■ **DIRECTIONS**
Copy every line of the data that contains the string "SiteWise".

■ **GIVEN RECORDS**
begin

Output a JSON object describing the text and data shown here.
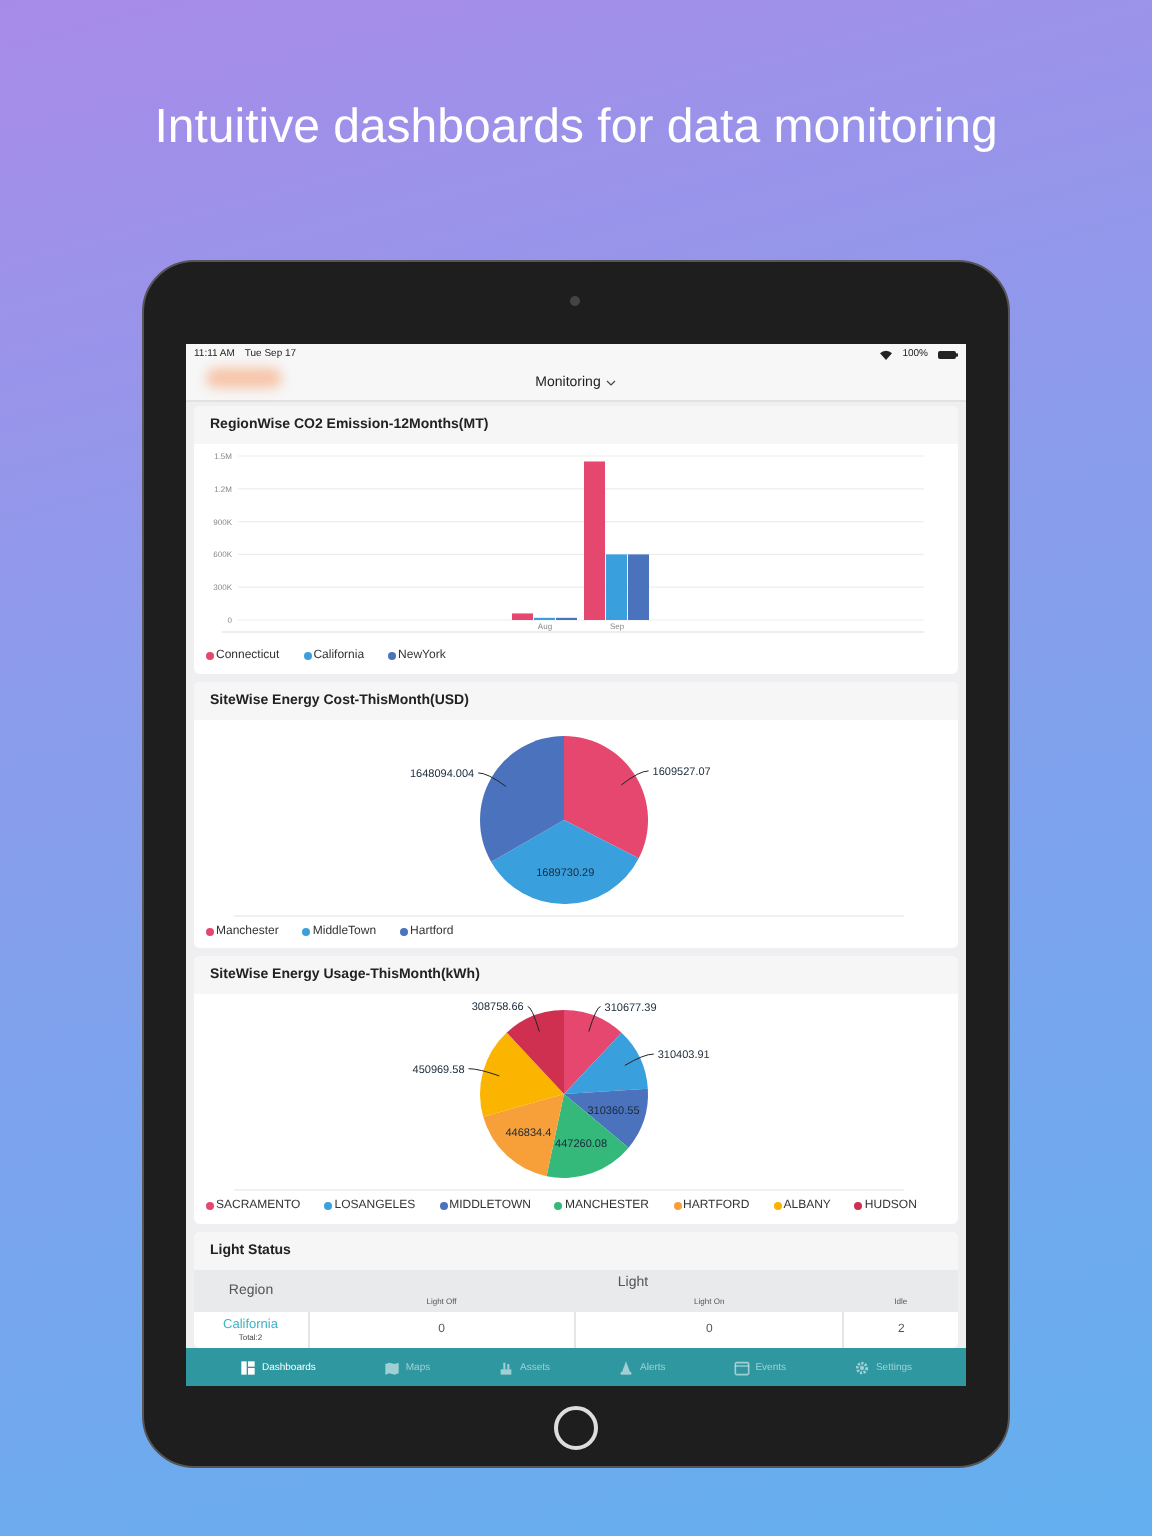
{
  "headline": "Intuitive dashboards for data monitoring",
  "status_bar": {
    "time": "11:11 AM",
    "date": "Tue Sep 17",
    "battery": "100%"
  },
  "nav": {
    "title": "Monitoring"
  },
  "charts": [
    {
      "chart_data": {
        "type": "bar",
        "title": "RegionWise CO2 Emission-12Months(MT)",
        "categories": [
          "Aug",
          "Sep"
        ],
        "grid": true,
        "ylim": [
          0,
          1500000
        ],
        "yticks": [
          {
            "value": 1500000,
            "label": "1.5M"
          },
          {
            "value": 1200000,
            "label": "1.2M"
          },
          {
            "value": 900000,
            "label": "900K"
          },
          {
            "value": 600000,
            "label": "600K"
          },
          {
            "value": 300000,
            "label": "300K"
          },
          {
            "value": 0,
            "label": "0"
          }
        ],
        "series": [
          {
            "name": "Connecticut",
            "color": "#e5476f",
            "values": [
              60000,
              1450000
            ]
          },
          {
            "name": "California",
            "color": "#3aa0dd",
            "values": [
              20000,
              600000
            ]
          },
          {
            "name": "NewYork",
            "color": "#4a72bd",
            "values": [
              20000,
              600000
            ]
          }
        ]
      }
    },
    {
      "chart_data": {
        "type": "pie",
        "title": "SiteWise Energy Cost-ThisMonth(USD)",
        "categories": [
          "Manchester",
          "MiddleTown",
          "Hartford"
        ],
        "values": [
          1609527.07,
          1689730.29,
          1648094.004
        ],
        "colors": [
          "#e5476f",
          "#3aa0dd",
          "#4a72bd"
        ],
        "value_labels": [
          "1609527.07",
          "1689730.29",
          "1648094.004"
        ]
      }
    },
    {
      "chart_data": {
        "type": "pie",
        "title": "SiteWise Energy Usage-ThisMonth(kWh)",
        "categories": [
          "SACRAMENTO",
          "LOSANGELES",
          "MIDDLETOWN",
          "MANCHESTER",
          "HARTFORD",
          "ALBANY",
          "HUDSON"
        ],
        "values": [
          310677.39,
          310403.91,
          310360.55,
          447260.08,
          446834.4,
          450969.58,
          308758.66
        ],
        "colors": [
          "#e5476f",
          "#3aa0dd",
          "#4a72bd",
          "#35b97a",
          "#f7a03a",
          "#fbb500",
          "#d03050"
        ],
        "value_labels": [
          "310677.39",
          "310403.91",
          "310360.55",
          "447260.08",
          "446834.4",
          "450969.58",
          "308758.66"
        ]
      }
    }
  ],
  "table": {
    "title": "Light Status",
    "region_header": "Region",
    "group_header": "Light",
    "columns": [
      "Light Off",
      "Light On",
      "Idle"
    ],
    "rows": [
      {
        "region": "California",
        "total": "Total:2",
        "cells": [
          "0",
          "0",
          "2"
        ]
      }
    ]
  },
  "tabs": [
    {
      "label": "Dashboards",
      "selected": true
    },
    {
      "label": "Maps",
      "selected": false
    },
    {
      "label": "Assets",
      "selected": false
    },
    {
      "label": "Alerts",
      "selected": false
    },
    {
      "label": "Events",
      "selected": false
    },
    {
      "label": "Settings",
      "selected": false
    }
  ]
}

end
begin

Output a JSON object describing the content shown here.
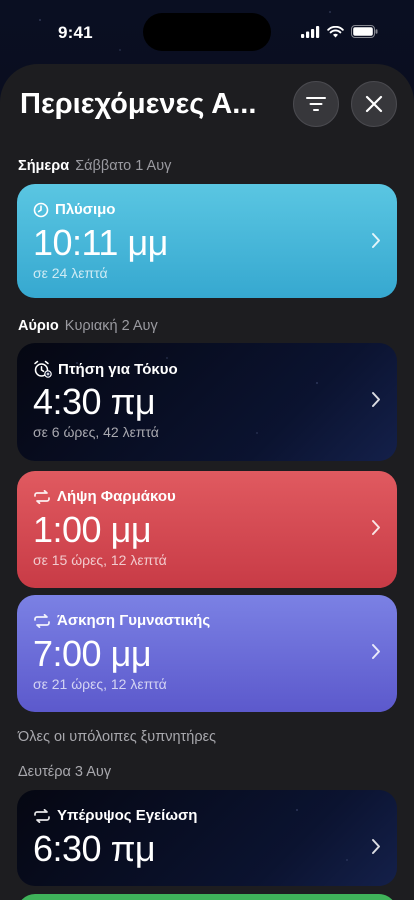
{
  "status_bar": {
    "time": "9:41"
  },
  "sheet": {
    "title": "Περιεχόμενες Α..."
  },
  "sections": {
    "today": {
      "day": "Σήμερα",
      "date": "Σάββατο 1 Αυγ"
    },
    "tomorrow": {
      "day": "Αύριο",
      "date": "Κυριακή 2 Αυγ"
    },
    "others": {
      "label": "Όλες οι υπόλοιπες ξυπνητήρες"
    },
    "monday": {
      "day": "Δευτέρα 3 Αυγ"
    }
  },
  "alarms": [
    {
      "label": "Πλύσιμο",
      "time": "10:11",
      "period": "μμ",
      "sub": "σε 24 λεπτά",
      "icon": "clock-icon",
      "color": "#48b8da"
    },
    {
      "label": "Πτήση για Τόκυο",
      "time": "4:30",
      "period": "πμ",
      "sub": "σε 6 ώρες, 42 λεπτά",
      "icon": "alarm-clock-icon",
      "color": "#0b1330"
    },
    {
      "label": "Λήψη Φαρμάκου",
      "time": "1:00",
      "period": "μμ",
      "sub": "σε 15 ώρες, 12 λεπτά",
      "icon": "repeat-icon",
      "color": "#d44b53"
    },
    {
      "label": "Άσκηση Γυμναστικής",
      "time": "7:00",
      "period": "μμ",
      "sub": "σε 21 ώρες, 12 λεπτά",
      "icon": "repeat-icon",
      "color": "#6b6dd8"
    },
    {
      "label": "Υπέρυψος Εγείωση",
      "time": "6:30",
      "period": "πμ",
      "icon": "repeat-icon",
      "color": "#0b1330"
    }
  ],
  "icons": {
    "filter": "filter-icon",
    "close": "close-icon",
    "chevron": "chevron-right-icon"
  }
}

end
begin

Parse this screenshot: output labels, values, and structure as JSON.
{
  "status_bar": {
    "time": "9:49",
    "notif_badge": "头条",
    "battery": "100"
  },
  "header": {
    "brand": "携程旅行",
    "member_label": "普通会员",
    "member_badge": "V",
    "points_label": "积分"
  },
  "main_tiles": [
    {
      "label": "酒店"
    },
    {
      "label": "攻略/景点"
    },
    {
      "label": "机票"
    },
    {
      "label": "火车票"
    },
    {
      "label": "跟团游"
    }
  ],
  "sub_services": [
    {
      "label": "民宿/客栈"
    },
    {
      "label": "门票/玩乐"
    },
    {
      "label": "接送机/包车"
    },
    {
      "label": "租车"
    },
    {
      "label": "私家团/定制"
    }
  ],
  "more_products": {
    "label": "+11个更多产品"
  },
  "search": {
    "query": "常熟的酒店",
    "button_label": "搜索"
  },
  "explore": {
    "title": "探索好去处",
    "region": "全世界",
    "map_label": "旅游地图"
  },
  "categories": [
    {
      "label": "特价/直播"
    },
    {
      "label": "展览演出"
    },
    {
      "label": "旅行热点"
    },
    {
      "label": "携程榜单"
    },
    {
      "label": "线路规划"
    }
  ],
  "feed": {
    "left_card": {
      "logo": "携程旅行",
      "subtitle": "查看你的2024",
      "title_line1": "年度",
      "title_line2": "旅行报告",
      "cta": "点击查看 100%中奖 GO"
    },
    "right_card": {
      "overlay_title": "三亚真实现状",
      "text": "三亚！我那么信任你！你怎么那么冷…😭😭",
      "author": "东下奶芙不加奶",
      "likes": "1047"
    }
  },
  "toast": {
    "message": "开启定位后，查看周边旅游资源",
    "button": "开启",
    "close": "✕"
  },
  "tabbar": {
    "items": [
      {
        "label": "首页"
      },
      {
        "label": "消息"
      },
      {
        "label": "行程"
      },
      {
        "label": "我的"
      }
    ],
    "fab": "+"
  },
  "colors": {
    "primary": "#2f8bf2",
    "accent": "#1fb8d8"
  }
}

end

■ **THE SOLUTION**
        "title": "SiteWise Energy Cost-ThisMonth(USD)",
        "title": "SiteWise Energy Usage-ThisMonth(kWh)",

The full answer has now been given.